- **Material supplied**:

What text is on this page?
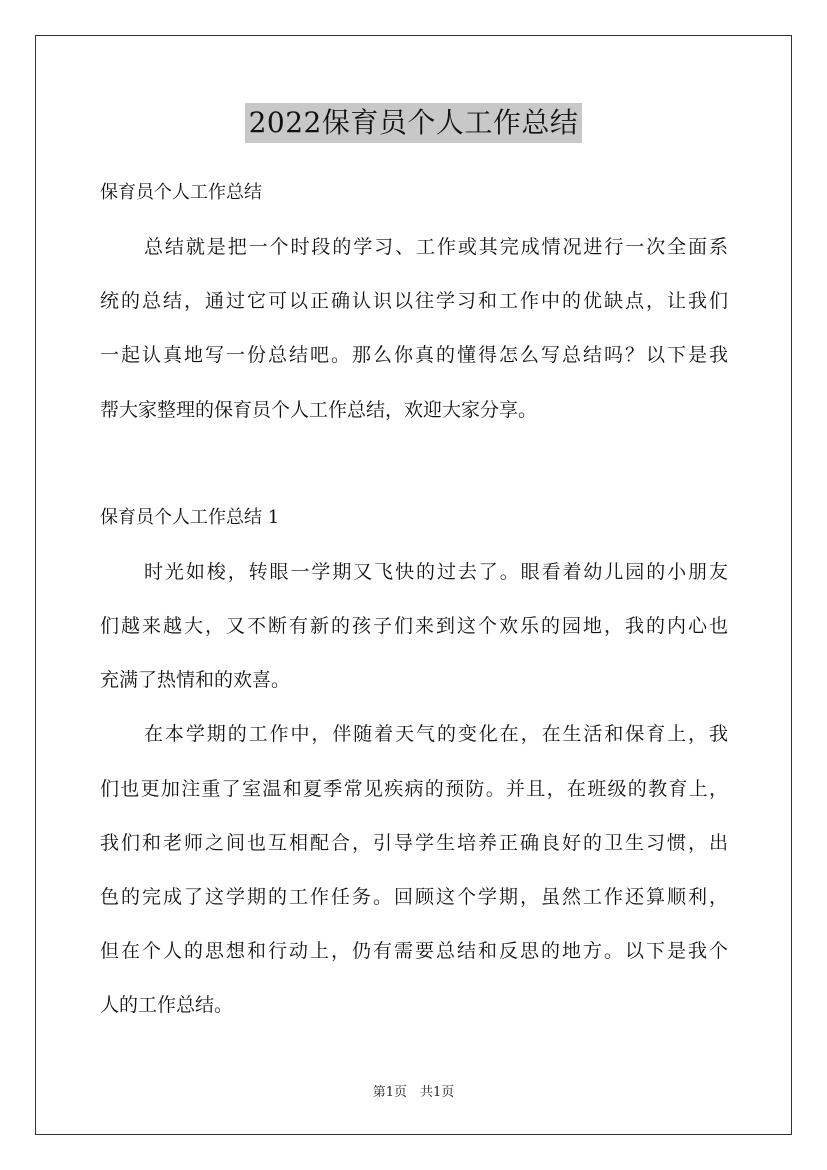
2022保育员个人工作总结
保育员个人工作总结
总结就是把一个时段的学习、工作或其完成情况进行一次全面系
统的总结，通过它可以正确认识以往学习和工作中的优缺点，让我们
一起认真地写一份总结吧。那么你真的懂得怎么写总结吗？以下是我
帮大家整理的保育员个人工作总结，欢迎大家分享。
保育员个人工作总结 1
时光如梭，转眼一学期又飞快的过去了。眼看着幼儿园的小朋友
们越来越大，又不断有新的孩子们来到这个欢乐的园地，我的内心也
充满了热情和的欢喜。
在本学期的工作中，伴随着天气的变化在，在生活和保育上，我
们也更加注重了室温和夏季常见疾病的预防。并且，在班级的教育上，
我们和老师之间也互相配合，引导学生培养正确良好的卫生习惯，出
色的完成了这学期的工作任务。回顾这个学期，虽然工作还算顺利，
但在个人的思想和行动上，仍有需要总结和反思的地方。以下是我个
人的工作总结。
第1页　共1页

- **Aim of the task**: Write out each entry exactly as given, omitting any picture.

- **The response**:
What text is on this page?
2022保育员个人工作总结
保育员个人工作总结
总结就是把一个时段的学习、工作或其完成情况进行一次全面系
统的总结，通过它可以正确认识以往学习和工作中的优缺点，让我们
一起认真地写一份总结吧。那么你真的懂得怎么写总结吗？以下是我
帮大家整理的保育员个人工作总结，欢迎大家分享。
保育员个人工作总结 1
时光如梭，转眼一学期又飞快的过去了。眼看着幼儿园的小朋友
们越来越大，又不断有新的孩子们来到这个欢乐的园地，我的内心也
充满了热情和的欢喜。
在本学期的工作中，伴随着天气的变化在，在生活和保育上，我
们也更加注重了室温和夏季常见疾病的预防。并且，在班级的教育上，
我们和老师之间也互相配合，引导学生培养正确良好的卫生习惯，出
色的完成了这学期的工作任务。回顾这个学期，虽然工作还算顺利，
但在个人的思想和行动上，仍有需要总结和反思的地方。以下是我个
人的工作总结。
第1页　共1页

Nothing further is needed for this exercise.